**Requirements:** Below are some entries. Output each one exactly as it appears.

###

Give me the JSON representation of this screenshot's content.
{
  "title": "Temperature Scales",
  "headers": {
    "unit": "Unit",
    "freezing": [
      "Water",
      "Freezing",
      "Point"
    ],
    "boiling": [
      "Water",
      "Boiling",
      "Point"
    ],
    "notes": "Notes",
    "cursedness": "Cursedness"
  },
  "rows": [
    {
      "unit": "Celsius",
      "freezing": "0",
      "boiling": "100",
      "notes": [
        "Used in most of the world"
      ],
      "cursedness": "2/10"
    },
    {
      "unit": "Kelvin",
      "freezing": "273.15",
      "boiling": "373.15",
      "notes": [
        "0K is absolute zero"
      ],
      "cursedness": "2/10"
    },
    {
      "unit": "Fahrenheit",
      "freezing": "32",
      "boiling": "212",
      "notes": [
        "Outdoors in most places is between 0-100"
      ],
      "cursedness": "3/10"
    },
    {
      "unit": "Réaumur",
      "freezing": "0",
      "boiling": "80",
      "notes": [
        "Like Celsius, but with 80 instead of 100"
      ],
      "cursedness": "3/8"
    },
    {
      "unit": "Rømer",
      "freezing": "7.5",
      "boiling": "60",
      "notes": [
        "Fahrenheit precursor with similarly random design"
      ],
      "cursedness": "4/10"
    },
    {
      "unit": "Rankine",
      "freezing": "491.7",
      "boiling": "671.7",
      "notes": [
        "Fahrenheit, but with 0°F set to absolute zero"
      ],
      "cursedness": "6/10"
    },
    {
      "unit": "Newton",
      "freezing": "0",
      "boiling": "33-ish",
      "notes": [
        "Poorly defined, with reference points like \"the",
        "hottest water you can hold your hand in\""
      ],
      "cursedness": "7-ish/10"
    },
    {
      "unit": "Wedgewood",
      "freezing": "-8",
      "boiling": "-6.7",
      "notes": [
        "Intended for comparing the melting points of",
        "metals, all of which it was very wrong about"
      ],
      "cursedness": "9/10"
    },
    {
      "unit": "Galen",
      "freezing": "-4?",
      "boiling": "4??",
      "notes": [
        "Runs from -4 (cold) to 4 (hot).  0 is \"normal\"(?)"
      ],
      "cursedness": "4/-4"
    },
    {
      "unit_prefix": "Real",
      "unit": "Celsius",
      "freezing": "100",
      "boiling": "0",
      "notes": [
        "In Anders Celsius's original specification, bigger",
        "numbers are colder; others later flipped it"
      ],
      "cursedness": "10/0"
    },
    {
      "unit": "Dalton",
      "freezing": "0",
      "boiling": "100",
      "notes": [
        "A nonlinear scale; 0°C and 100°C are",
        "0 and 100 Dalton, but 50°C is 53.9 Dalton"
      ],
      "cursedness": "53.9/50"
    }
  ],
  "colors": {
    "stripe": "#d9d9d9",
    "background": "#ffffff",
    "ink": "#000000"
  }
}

###

**Solution to this exercise:**
Give me the JSON representation of this screenshot's content.
{
  "title": "Temperature Scales",
  "headers": {
    "unit": "Unit",
    "freezing": [
      "Water",
      "Freezing",
      "Point"
    ],
    "boiling": [
      "Water",
      "Boiling",
      "Point"
    ],
    "notes": "Notes",
    "cursedness": "Cursedness"
  },
  "rows": [
    {
      "unit": "Celsius",
      "freezing": "0",
      "boiling": "100",
      "notes": [
        "Used in most of the world"
      ],
      "cursedness": "2/10"
    },
    {
      "unit": "Kelvin",
      "freezing": "273.15",
      "boiling": "373.15",
      "notes": [
        "0K is absolute zero"
      ],
      "cursedness": "2/10"
    },
    {
      "unit": "Fahrenheit",
      "freezing": "32",
      "boiling": "212",
      "notes": [
        "Outdoors in most places is between 0-100"
      ],
      "cursedness": "3/10"
    },
    {
      "unit": "Réaumur",
      "freezing": "0",
      "boiling": "80",
      "notes": [
        "Like Celsius, but with 80 instead of 100"
      ],
      "cursedness": "3/8"
    },
    {
      "unit": "Rømer",
      "freezing": "7.5",
      "boiling": "60",
      "notes": [
        "Fahrenheit precursor with similarly random design"
      ],
      "cursedness": "4/10"
    },
    {
      "unit": "Rankine",
      "freezing": "491.7",
      "boiling": "671.7",
      "notes": [
        "Fahrenheit, but with 0°F set to absolute zero"
      ],
      "cursedness": "6/10"
    },
    {
      "unit": "Newton",
      "freezing": "0",
      "boiling": "33-ish",
      "notes": [
        "Poorly defined, with reference points like \"the",
        "hottest water you can hold your hand in\""
      ],
      "cursedness": "7-ish/10"
    },
    {
      "unit": "Wedgewood",
      "freezing": "-8",
      "boiling": "-6.7",
      "notes": [
        "Intended for comparing the melting points of",
        "metals, all of which it was very wrong about"
      ],
      "cursedness": "9/10"
    },
    {
      "unit": "Galen",
      "freezing": "-4?",
      "boiling": "4??",
      "notes": [
        "Runs from -4 (cold) to 4 (hot).  0 is \"normal\"(?)"
      ],
      "cursedness": "4/-4"
    },
    {
      "unit_prefix": "Real",
      "unit": "Celsius",
      "freezing": "100",
      "boiling": "0",
      "notes": [
        "In Anders Celsius's original specification, bigger",
        "numbers are colder; others later flipped it"
      ],
      "cursedness": "10/0"
    },
    {
      "unit": "Dalton",
      "freezing": "0",
      "boiling": "100",
      "notes": [
        "A nonlinear scale; 0°C and 100°C are",
        "0 and 100 Dalton, but 50°C is 53.9 Dalton"
      ],
      "cursedness": "53.9/50"
    }
  ],
  "colors": {
    "stripe": "#d9d9d9",
    "background": "#ffffff",
    "ink": "#000000"
  }
}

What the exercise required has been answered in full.